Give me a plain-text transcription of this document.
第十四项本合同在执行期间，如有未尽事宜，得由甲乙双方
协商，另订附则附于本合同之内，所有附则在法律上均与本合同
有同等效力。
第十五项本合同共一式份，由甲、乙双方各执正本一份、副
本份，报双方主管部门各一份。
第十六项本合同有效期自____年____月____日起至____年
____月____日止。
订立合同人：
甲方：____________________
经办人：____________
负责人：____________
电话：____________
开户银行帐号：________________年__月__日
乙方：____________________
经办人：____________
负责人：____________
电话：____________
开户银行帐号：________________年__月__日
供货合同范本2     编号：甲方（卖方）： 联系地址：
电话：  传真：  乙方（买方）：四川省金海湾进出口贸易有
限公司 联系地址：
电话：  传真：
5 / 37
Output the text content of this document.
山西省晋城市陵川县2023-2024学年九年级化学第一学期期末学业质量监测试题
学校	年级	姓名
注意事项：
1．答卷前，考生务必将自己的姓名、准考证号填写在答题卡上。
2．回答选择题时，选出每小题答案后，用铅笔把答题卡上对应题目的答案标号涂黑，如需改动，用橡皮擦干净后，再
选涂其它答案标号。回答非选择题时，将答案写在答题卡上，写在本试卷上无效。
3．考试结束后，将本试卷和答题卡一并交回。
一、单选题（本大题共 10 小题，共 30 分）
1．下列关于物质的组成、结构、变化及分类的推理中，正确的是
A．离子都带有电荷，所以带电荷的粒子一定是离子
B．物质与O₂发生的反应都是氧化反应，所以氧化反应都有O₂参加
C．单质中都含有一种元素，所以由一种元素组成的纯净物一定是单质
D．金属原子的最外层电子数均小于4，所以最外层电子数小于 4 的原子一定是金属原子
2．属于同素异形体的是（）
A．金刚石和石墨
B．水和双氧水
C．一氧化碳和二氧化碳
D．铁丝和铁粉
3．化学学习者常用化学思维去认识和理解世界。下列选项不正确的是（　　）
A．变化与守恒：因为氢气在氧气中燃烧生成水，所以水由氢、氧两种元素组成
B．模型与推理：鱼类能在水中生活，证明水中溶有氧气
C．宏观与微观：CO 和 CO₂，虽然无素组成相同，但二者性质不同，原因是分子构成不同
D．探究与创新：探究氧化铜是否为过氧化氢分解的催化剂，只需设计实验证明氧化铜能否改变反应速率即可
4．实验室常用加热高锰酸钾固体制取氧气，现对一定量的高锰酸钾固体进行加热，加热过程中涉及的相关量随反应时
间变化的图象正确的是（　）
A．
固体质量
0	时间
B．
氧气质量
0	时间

§ What this task involves:
Each entry above is to be printed again exactly.

§ In response:
Give me a plain-text transcription of this document.
第十四项本合同在执行期间，如有未尽事宜，得由甲乙双方
协商，另订附则附于本合同之内，所有附则在法律上均与本合同
有同等效力。
第十五项本合同共一式份，由甲、乙双方各执正本一份、副
本份，报双方主管部门各一份。
第十六项本合同有效期自____年____月____日起至____年
____月____日止。
订立合同人：
甲方：____________________
经办人：____________
负责人：____________
电话：____________
开户银行帐号：________________年__月__日
乙方：____________________
经办人：____________
负责人：____________
电话：____________
开户银行帐号：________________年__月__日
供货合同范本2     编号：甲方（卖方）： 联系地址：
电话：  传真：  乙方（买方）：四川省金海湾进出口贸易有
限公司 联系地址：
电话：  传真：
5 / 37
Output the text content of this document.
山西省晋城市陵川县2023-2024学年九年级化学第一学期期末学业质量监测试题
学校	年级	姓名
注意事项：
1．答卷前，考生务必将自己的姓名、准考证号填写在答题卡上。
2．回答选择题时，选出每小题答案后，用铅笔把答题卡上对应题目的答案标号涂黑，如需改动，用橡皮擦干净后，再
选涂其它答案标号。回答非选择题时，将答案写在答题卡上，写在本试卷上无效。
3．考试结束后，将本试卷和答题卡一并交回。
一、单选题（本大题共 10 小题，共 30 分）
1．下列关于物质的组成、结构、变化及分类的推理中，正确的是
A．离子都带有电荷，所以带电荷的粒子一定是离子
B．物质与O₂发生的反应都是氧化反应，所以氧化反应都有O₂参加
C．单质中都含有一种元素，所以由一种元素组成的纯净物一定是单质
D．金属原子的最外层电子数均小于4，所以最外层电子数小于 4 的原子一定是金属原子
2．属于同素异形体的是（）
A．金刚石和石墨
B．水和双氧水
C．一氧化碳和二氧化碳
D．铁丝和铁粉
3．化学学习者常用化学思维去认识和理解世界。下列选项不正确的是（　　）
A．变化与守恒：因为氢气在氧气中燃烧生成水，所以水由氢、氧两种元素组成
B．模型与推理：鱼类能在水中生活，证明水中溶有氧气
C．宏观与微观：CO 和 CO₂，虽然无素组成相同，但二者性质不同，原因是分子构成不同
D．探究与创新：探究氧化铜是否为过氧化氢分解的催化剂，只需设计实验证明氧化铜能否改变反应速率即可
4．实验室常用加热高锰酸钾固体制取氧气，现对一定量的高锰酸钾固体进行加热，加热过程中涉及的相关量随反应时
间变化的图象正确的是（　）
A．
固体质量
0	时间
B．
氧气质量
0	时间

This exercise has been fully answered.